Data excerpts
————————

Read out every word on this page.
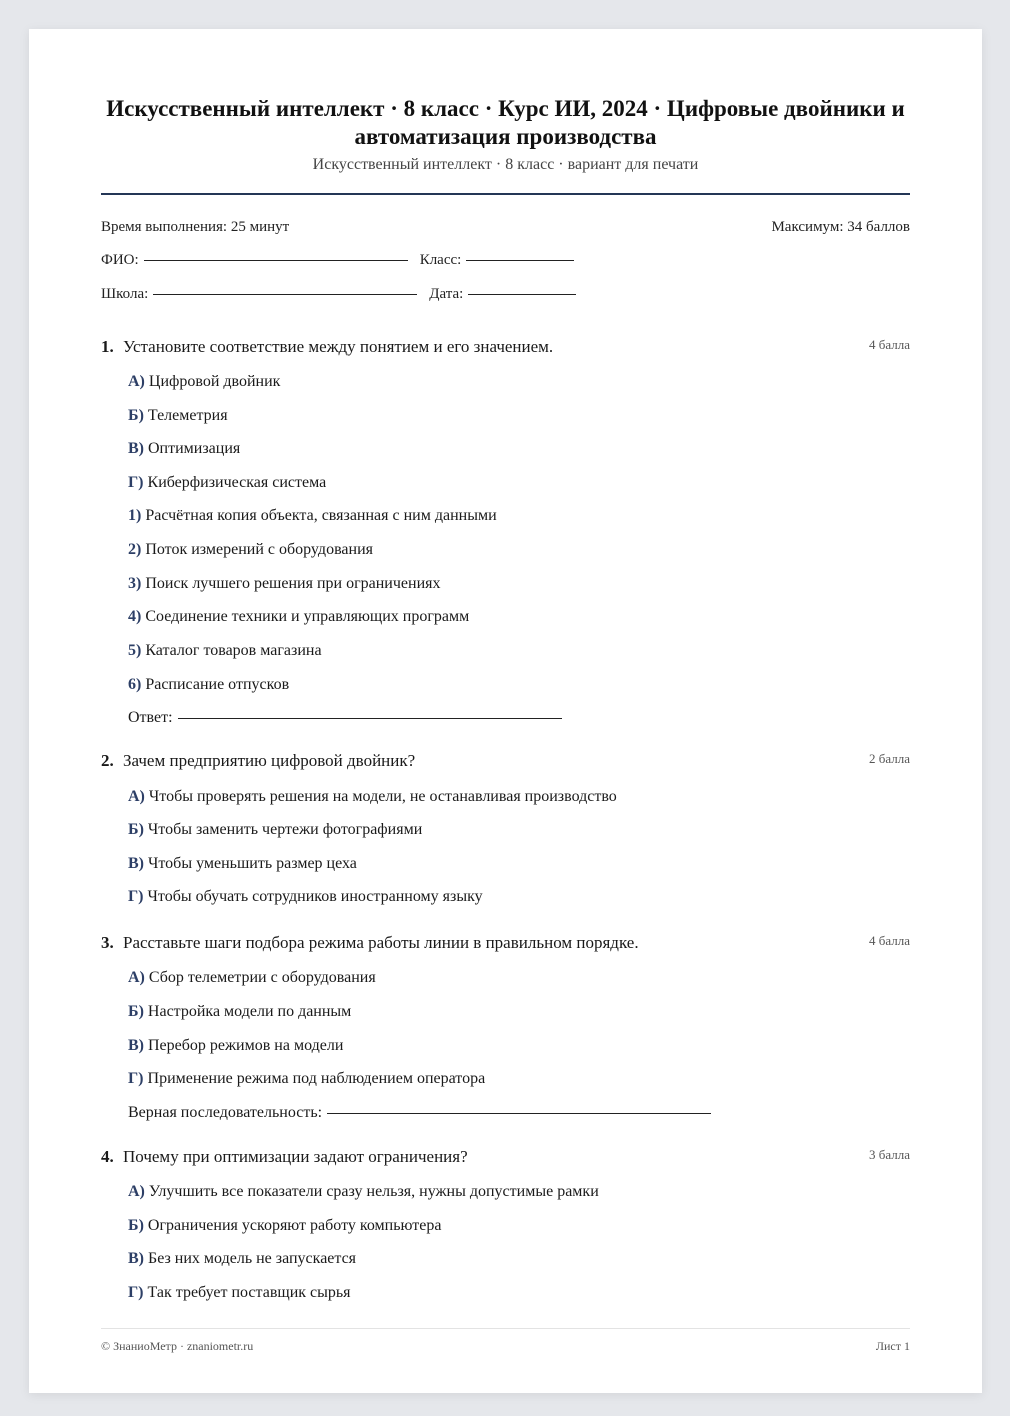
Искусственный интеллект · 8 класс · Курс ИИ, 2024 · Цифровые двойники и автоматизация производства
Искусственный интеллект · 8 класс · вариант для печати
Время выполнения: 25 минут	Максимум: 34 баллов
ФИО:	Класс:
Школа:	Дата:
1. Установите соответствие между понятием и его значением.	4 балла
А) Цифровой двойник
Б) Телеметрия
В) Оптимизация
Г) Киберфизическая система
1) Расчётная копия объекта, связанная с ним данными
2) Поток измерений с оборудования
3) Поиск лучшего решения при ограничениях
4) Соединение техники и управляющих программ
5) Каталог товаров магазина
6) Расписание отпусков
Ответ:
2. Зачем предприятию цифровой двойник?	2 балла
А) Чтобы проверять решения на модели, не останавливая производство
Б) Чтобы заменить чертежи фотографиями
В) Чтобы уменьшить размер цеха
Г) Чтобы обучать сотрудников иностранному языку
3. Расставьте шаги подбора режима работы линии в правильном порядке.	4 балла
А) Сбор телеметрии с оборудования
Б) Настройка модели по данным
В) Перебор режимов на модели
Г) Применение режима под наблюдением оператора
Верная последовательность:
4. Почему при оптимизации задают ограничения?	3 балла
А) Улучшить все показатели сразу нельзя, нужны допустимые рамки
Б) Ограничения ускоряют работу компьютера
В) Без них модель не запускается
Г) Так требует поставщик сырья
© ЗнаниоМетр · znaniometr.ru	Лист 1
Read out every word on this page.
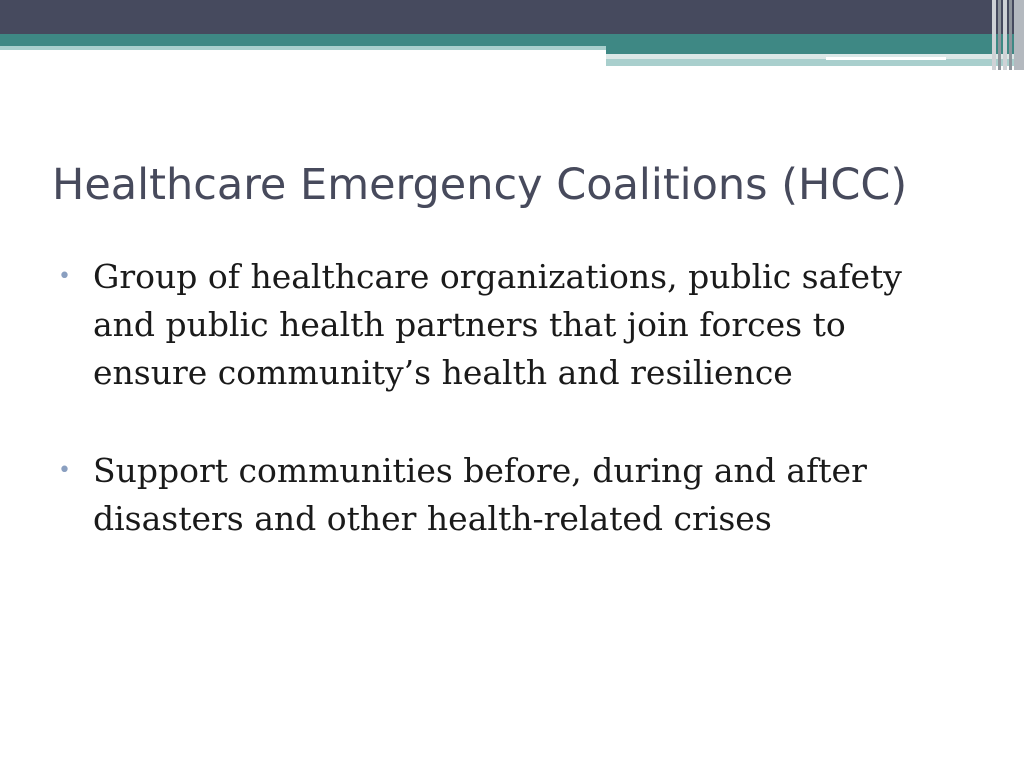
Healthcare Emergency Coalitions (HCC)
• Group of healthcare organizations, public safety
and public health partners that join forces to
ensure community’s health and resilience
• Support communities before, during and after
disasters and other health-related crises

————————

From the material above, copy everything exactly but the pictures.

* Expected answer
Read out every word on this page.
Искусственный интеллект · 8 класс · Курс ИИ, 2024 · Цифровые двойники и автоматизация производства
Искусственный интеллект · 8 класс · вариант для печати
Время выполнения: 25 минут	Максимум: 34 баллов
ФИО:	Класс:
Школа:	Дата:
1. Установите соответствие между понятием и его значением.	4 балла
А) Цифровой двойник
Б) Телеметрия
В) Оптимизация
Г) Киберфизическая система
1) Расчётная копия объекта, связанная с ним данными
2) Поток измерений с оборудования
3) Поиск лучшего решения при ограничениях
4) Соединение техники и управляющих программ
5) Каталог товаров магазина
6) Расписание отпусков
Ответ:
2. Зачем предприятию цифровой двойник?	2 балла
А) Чтобы проверять решения на модели, не останавливая производство
Б) Чтобы заменить чертежи фотографиями
В) Чтобы уменьшить размер цеха
Г) Чтобы обучать сотрудников иностранному языку
3. Расставьте шаги подбора режима работы линии в правильном порядке.	4 балла
А) Сбор телеметрии с оборудования
Б) Настройка модели по данным
В) Перебор режимов на модели
Г) Применение режима под наблюдением оператора
Верная последовательность:
4. Почему при оптимизации задают ограничения?	3 балла
А) Улучшить все показатели сразу нельзя, нужны допустимые рамки
Б) Ограничения ускоряют работу компьютера
В) Без них модель не запускается
Г) Так требует поставщик сырья
© ЗнаниоМетр · znaniometr.ru	Лист 1
Read out every word on this page.
Healthcare Emergency Coalitions (HCC)
• Group of healthcare organizations, public safety
and public health partners that join forces to
ensure community’s health and resilience
• Support communities before, during and after
disasters and other health-related crises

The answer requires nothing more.